>> BEGIN Material provided

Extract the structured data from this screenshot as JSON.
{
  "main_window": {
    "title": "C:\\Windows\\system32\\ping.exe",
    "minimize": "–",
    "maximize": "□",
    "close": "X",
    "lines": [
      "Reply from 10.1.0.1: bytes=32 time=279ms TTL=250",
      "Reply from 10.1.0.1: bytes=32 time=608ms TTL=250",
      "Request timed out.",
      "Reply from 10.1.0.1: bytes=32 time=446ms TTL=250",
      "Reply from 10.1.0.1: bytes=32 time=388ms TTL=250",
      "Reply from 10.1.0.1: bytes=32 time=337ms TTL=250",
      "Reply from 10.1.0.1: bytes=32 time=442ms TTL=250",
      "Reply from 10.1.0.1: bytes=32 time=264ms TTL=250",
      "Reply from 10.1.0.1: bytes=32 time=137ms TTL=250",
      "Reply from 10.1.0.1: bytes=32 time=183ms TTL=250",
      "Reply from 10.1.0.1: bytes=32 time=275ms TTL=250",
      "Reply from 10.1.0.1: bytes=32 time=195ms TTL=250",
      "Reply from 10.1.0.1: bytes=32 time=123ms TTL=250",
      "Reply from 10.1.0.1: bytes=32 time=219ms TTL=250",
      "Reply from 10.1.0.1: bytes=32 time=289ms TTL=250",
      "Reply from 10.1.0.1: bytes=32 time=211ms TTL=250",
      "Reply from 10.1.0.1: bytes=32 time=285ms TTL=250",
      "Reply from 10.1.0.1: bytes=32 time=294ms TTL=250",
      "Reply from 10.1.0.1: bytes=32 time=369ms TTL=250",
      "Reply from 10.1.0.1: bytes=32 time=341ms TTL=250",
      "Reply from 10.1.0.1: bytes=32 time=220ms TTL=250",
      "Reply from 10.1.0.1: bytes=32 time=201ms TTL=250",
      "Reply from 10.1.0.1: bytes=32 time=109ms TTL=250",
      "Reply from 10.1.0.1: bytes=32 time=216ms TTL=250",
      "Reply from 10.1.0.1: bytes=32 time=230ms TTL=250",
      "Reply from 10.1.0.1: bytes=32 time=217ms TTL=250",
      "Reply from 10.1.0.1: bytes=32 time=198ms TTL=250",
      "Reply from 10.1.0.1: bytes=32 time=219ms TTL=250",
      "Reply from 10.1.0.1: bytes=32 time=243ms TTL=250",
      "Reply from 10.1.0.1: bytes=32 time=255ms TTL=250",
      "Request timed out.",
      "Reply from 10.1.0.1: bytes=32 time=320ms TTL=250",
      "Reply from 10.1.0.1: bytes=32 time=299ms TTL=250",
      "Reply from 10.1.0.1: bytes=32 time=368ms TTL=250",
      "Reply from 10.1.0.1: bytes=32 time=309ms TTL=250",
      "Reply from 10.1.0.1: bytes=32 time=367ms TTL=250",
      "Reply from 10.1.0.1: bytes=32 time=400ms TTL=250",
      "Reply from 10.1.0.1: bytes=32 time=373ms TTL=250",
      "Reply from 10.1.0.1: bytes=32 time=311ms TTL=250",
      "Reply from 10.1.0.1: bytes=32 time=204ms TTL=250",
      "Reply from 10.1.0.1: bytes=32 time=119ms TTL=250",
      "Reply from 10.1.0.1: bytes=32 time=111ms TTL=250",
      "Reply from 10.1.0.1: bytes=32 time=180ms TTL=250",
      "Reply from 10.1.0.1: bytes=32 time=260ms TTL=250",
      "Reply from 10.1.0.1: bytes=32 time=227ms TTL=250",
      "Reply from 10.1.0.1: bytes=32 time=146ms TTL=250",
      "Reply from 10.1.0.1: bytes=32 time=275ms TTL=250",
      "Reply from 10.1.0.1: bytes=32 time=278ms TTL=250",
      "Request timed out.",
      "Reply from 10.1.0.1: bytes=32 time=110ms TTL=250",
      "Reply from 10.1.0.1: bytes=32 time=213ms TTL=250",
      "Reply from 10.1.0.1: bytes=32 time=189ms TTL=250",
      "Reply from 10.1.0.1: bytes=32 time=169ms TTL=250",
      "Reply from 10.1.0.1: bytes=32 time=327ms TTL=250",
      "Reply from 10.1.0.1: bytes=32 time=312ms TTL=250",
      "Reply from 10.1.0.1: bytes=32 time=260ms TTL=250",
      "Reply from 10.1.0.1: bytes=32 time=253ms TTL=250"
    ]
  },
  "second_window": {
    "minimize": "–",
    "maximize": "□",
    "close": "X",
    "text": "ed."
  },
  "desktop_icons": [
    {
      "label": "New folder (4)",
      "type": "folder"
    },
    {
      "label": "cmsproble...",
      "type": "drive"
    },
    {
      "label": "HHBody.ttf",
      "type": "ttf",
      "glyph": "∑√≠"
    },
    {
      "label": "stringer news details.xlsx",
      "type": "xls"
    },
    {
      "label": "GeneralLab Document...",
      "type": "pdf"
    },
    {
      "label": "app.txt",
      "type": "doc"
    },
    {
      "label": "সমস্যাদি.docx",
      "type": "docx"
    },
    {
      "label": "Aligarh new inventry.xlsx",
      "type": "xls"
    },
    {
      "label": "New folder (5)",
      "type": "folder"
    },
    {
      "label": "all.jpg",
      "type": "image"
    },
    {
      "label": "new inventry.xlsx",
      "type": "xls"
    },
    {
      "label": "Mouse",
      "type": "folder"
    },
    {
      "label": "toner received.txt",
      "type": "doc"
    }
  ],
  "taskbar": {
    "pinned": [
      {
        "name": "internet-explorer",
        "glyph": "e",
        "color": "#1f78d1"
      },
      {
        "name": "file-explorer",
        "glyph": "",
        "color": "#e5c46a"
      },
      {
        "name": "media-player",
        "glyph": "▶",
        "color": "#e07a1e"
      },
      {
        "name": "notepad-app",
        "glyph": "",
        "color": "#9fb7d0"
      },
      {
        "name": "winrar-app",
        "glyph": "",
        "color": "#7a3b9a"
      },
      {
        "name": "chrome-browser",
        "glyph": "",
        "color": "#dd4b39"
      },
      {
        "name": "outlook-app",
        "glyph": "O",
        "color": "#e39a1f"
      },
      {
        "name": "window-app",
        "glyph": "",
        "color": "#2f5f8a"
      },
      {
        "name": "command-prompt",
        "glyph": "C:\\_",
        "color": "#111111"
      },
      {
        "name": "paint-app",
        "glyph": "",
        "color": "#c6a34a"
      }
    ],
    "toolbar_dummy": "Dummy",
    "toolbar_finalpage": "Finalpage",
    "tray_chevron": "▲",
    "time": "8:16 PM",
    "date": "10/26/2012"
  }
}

>> END Material provided

**Task to carry out:**
Each line of the material should be echoed exactly.

**Written solution:**
Extract the structured data from this screenshot as JSON.
{
  "main_window": {
    "title": "C:\\Windows\\system32\\ping.exe",
    "minimize": "–",
    "maximize": "□",
    "close": "X",
    "lines": [
      "Reply from 10.1.0.1: bytes=32 time=279ms TTL=250",
      "Reply from 10.1.0.1: bytes=32 time=608ms TTL=250",
      "Request timed out.",
      "Reply from 10.1.0.1: bytes=32 time=446ms TTL=250",
      "Reply from 10.1.0.1: bytes=32 time=388ms TTL=250",
      "Reply from 10.1.0.1: bytes=32 time=337ms TTL=250",
      "Reply from 10.1.0.1: bytes=32 time=442ms TTL=250",
      "Reply from 10.1.0.1: bytes=32 time=264ms TTL=250",
      "Reply from 10.1.0.1: bytes=32 time=137ms TTL=250",
      "Reply from 10.1.0.1: bytes=32 time=183ms TTL=250",
      "Reply from 10.1.0.1: bytes=32 time=275ms TTL=250",
      "Reply from 10.1.0.1: bytes=32 time=195ms TTL=250",
      "Reply from 10.1.0.1: bytes=32 time=123ms TTL=250",
      "Reply from 10.1.0.1: bytes=32 time=219ms TTL=250",
      "Reply from 10.1.0.1: bytes=32 time=289ms TTL=250",
      "Reply from 10.1.0.1: bytes=32 time=211ms TTL=250",
      "Reply from 10.1.0.1: bytes=32 time=285ms TTL=250",
      "Reply from 10.1.0.1: bytes=32 time=294ms TTL=250",
      "Reply from 10.1.0.1: bytes=32 time=369ms TTL=250",
      "Reply from 10.1.0.1: bytes=32 time=341ms TTL=250",
      "Reply from 10.1.0.1: bytes=32 time=220ms TTL=250",
      "Reply from 10.1.0.1: bytes=32 time=201ms TTL=250",
      "Reply from 10.1.0.1: bytes=32 time=109ms TTL=250",
      "Reply from 10.1.0.1: bytes=32 time=216ms TTL=250",
      "Reply from 10.1.0.1: bytes=32 time=230ms TTL=250",
      "Reply from 10.1.0.1: bytes=32 time=217ms TTL=250",
      "Reply from 10.1.0.1: bytes=32 time=198ms TTL=250",
      "Reply from 10.1.0.1: bytes=32 time=219ms TTL=250",
      "Reply from 10.1.0.1: bytes=32 time=243ms TTL=250",
      "Reply from 10.1.0.1: bytes=32 time=255ms TTL=250",
      "Request timed out.",
      "Reply from 10.1.0.1: bytes=32 time=320ms TTL=250",
      "Reply from 10.1.0.1: bytes=32 time=299ms TTL=250",
      "Reply from 10.1.0.1: bytes=32 time=368ms TTL=250",
      "Reply from 10.1.0.1: bytes=32 time=309ms TTL=250",
      "Reply from 10.1.0.1: bytes=32 time=367ms TTL=250",
      "Reply from 10.1.0.1: bytes=32 time=400ms TTL=250",
      "Reply from 10.1.0.1: bytes=32 time=373ms TTL=250",
      "Reply from 10.1.0.1: bytes=32 time=311ms TTL=250",
      "Reply from 10.1.0.1: bytes=32 time=204ms TTL=250",
      "Reply from 10.1.0.1: bytes=32 time=119ms TTL=250",
      "Reply from 10.1.0.1: bytes=32 time=111ms TTL=250",
      "Reply from 10.1.0.1: bytes=32 time=180ms TTL=250",
      "Reply from 10.1.0.1: bytes=32 time=260ms TTL=250",
      "Reply from 10.1.0.1: bytes=32 time=227ms TTL=250",
      "Reply from 10.1.0.1: bytes=32 time=146ms TTL=250",
      "Reply from 10.1.0.1: bytes=32 time=275ms TTL=250",
      "Reply from 10.1.0.1: bytes=32 time=278ms TTL=250",
      "Request timed out.",
      "Reply from 10.1.0.1: bytes=32 time=110ms TTL=250",
      "Reply from 10.1.0.1: bytes=32 time=213ms TTL=250",
      "Reply from 10.1.0.1: bytes=32 time=189ms TTL=250",
      "Reply from 10.1.0.1: bytes=32 time=169ms TTL=250",
      "Reply from 10.1.0.1: bytes=32 time=327ms TTL=250",
      "Reply from 10.1.0.1: bytes=32 time=312ms TTL=250",
      "Reply from 10.1.0.1: bytes=32 time=260ms TTL=250",
      "Reply from 10.1.0.1: bytes=32 time=253ms TTL=250"
    ]
  },
  "second_window": {
    "minimize": "–",
    "maximize": "□",
    "close": "X",
    "text": "ed."
  },
  "desktop_icons": [
    {
      "label": "New folder (4)",
      "type": "folder"
    },
    {
      "label": "cmsproble...",
      "type": "drive"
    },
    {
      "label": "HHBody.ttf",
      "type": "ttf",
      "glyph": "∑√≠"
    },
    {
      "label": "stringer news details.xlsx",
      "type": "xls"
    },
    {
      "label": "GeneralLab Document...",
      "type": "pdf"
    },
    {
      "label": "app.txt",
      "type": "doc"
    },
    {
      "label": "সমস্যাদি.docx",
      "type": "docx"
    },
    {
      "label": "Aligarh new inventry.xlsx",
      "type": "xls"
    },
    {
      "label": "New folder (5)",
      "type": "folder"
    },
    {
      "label": "all.jpg",
      "type": "image"
    },
    {
      "label": "new inventry.xlsx",
      "type": "xls"
    },
    {
      "label": "Mouse",
      "type": "folder"
    },
    {
      "label": "toner received.txt",
      "type": "doc"
    }
  ],
  "taskbar": {
    "pinned": [
      {
        "name": "internet-explorer",
        "glyph": "e",
        "color": "#1f78d1"
      },
      {
        "name": "file-explorer",
        "glyph": "",
        "color": "#e5c46a"
      },
      {
        "name": "media-player",
        "glyph": "▶",
        "color": "#e07a1e"
      },
      {
        "name": "notepad-app",
        "glyph": "",
        "color": "#9fb7d0"
      },
      {
        "name": "winrar-app",
        "glyph": "",
        "color": "#7a3b9a"
      },
      {
        "name": "chrome-browser",
        "glyph": "",
        "color": "#dd4b39"
      },
      {
        "name": "outlook-app",
        "glyph": "O",
        "color": "#e39a1f"
      },
      {
        "name": "window-app",
        "glyph": "",
        "color": "#2f5f8a"
      },
      {
        "name": "command-prompt",
        "glyph": "C:\\_",
        "color": "#111111"
      },
      {
        "name": "paint-app",
        "glyph": "",
        "color": "#c6a34a"
      }
    ],
    "toolbar_dummy": "Dummy",
    "toolbar_finalpage": "Finalpage",
    "tray_chevron": "▲",
    "time": "8:16 PM",
    "date": "10/26/2012"
  }
}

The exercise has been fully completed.